→ **DIRECTIONS FOR THIS TASK**
Which lines below contain the word "group"? Copy each of them.

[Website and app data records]
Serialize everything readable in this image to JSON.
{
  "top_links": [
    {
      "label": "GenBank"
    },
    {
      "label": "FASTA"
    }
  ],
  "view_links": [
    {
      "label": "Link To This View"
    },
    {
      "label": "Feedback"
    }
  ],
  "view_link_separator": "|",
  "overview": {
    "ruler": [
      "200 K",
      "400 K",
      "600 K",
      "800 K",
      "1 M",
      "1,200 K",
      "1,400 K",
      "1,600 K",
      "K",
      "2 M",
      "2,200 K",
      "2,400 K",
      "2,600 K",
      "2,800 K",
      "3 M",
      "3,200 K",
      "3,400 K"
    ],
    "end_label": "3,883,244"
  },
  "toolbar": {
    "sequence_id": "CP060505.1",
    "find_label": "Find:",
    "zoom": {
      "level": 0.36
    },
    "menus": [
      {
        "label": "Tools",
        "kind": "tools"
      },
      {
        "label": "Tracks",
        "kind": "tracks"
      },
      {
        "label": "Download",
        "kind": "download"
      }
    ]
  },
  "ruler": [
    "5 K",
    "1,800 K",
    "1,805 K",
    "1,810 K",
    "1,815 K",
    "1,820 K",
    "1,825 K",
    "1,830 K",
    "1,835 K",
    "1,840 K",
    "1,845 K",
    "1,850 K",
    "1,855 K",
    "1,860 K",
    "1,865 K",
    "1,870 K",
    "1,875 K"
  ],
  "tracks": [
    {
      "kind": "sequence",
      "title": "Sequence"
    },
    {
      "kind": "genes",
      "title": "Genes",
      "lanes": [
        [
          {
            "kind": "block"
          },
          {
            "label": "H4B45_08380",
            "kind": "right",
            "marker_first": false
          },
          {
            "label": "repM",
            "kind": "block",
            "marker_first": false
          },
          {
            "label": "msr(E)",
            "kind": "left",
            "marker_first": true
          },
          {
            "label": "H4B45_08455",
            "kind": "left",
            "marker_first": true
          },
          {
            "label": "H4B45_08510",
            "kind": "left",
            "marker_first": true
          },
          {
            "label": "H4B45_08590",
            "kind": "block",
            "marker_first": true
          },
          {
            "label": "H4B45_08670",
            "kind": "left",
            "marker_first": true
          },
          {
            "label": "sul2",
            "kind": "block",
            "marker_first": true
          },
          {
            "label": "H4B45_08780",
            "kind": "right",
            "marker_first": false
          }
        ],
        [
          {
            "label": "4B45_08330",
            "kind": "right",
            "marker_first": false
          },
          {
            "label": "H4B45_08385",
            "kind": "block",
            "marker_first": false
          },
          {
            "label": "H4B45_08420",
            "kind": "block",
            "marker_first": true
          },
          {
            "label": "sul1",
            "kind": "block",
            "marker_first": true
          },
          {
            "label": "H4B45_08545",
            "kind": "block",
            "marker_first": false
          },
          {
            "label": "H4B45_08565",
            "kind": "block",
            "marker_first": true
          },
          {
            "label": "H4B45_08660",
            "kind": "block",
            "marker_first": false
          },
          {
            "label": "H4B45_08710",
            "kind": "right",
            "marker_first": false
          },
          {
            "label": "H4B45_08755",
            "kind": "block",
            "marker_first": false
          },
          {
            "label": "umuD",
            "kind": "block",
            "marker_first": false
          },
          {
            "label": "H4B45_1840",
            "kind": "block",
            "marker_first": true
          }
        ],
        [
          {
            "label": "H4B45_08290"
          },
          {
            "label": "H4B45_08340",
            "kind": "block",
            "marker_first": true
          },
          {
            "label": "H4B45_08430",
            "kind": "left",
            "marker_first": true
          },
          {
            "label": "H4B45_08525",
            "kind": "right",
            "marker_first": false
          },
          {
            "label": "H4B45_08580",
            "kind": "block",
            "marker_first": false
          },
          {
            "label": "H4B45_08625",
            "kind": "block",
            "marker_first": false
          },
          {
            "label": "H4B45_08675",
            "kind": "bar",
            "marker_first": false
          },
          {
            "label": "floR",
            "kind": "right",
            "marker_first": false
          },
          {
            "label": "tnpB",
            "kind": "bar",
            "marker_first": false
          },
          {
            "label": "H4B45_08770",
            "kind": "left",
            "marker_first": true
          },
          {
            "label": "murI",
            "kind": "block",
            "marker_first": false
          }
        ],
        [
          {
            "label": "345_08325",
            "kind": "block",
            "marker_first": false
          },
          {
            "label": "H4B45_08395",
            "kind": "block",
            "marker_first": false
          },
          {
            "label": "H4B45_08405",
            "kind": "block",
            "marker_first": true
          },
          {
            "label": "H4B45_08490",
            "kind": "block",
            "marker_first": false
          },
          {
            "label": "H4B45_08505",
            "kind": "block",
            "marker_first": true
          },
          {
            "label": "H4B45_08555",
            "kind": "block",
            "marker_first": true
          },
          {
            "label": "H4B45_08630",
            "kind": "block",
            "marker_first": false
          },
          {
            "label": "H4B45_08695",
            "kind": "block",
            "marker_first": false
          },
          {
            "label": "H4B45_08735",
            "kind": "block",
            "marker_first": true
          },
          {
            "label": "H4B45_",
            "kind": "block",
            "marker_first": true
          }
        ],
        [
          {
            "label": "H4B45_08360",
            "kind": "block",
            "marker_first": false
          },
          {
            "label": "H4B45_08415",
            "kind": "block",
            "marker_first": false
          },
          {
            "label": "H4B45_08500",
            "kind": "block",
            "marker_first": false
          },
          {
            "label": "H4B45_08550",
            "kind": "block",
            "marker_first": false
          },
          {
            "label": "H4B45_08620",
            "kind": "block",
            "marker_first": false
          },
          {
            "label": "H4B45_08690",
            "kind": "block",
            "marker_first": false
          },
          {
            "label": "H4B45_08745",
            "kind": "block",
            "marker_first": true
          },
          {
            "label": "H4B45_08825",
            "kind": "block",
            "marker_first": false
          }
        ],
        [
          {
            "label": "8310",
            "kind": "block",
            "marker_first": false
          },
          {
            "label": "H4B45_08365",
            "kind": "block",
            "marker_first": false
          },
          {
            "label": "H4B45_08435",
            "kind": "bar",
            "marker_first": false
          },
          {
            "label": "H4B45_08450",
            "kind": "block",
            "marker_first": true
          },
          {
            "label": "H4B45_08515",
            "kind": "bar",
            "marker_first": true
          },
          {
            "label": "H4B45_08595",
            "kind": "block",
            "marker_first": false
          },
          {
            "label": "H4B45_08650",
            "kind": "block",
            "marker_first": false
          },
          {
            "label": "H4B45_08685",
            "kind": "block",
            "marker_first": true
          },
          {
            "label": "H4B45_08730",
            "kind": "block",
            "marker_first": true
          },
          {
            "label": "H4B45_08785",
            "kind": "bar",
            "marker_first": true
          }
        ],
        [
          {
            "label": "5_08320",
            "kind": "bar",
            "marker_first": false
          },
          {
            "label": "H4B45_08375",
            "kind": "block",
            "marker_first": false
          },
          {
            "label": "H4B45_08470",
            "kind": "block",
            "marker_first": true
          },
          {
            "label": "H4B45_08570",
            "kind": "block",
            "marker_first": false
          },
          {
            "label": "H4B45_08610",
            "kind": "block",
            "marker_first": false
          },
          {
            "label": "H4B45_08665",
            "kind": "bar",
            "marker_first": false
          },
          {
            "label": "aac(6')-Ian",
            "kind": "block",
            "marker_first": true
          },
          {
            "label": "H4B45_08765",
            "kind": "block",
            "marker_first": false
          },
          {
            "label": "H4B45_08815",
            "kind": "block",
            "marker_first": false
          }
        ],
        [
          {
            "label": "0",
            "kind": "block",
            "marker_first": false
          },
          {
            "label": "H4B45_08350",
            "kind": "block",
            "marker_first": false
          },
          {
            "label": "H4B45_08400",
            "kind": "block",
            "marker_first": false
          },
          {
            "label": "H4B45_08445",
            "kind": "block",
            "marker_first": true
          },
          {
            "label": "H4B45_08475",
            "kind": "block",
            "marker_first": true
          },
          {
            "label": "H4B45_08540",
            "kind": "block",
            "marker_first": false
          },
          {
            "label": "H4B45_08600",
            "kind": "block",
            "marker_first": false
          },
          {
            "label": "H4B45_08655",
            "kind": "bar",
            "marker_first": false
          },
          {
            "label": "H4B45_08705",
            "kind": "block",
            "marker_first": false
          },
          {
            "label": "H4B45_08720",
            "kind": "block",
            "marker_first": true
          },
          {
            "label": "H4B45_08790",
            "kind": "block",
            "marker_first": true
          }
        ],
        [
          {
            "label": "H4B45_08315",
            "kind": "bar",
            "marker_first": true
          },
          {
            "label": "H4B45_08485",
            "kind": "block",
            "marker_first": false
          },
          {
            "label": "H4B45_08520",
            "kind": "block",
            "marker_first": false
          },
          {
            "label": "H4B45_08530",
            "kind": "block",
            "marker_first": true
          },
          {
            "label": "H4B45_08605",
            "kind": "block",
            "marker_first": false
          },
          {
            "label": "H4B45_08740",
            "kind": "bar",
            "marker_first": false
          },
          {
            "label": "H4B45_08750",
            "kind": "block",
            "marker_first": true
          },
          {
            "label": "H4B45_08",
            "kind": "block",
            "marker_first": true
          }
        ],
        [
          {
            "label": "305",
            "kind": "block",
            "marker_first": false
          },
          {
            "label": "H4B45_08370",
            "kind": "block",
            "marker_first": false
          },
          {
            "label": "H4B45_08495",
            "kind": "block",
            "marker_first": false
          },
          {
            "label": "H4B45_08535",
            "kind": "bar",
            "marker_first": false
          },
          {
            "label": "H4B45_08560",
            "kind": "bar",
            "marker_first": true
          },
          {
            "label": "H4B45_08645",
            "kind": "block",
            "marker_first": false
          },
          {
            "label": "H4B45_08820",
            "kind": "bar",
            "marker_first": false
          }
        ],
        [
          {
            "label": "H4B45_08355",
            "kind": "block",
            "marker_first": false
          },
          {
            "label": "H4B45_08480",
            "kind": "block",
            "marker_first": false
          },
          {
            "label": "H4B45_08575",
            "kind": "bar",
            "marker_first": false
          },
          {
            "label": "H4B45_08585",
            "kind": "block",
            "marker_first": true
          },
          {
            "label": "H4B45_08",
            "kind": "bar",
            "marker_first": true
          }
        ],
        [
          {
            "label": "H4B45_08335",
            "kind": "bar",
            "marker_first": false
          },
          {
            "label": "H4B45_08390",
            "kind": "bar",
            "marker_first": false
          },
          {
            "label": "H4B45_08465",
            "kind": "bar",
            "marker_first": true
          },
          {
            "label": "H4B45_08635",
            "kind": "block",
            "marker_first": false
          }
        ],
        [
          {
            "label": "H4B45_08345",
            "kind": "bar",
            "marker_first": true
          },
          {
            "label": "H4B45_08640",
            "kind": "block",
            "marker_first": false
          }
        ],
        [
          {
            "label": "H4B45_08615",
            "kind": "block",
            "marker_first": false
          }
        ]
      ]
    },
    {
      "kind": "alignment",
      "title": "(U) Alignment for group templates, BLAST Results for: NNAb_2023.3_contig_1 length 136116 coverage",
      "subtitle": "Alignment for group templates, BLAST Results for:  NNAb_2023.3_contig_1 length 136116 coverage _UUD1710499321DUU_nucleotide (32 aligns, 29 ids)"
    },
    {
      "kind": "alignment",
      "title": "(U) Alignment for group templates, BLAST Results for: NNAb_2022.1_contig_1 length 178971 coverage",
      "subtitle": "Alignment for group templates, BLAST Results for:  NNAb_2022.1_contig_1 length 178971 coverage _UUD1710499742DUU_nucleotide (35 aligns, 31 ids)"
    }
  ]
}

→ **OUTPUT OF THE TASK**
      "title": "(U) Alignment for group templates, BLAST Results for: NNAb_2023.3_contig_1 length 136116 coverage",
      "subtitle": "Alignment for group templates, BLAST Results for:  NNAb_2023.3_contig_1 length 136116 coverage _UUD1710499321DUU_nucleotide (32 aligns, 29 ids)"
      "title": "(U) Alignment for group templates, BLAST Results for: NNAb_2022.1_contig_1 length 178971 coverage",
      "subtitle": "Alignment for group templates, BLAST Results for:  NNAb_2022.1_contig_1 length 178971 coverage _UUD1710499742DUU_nucleotide (35 aligns, 31 ids)"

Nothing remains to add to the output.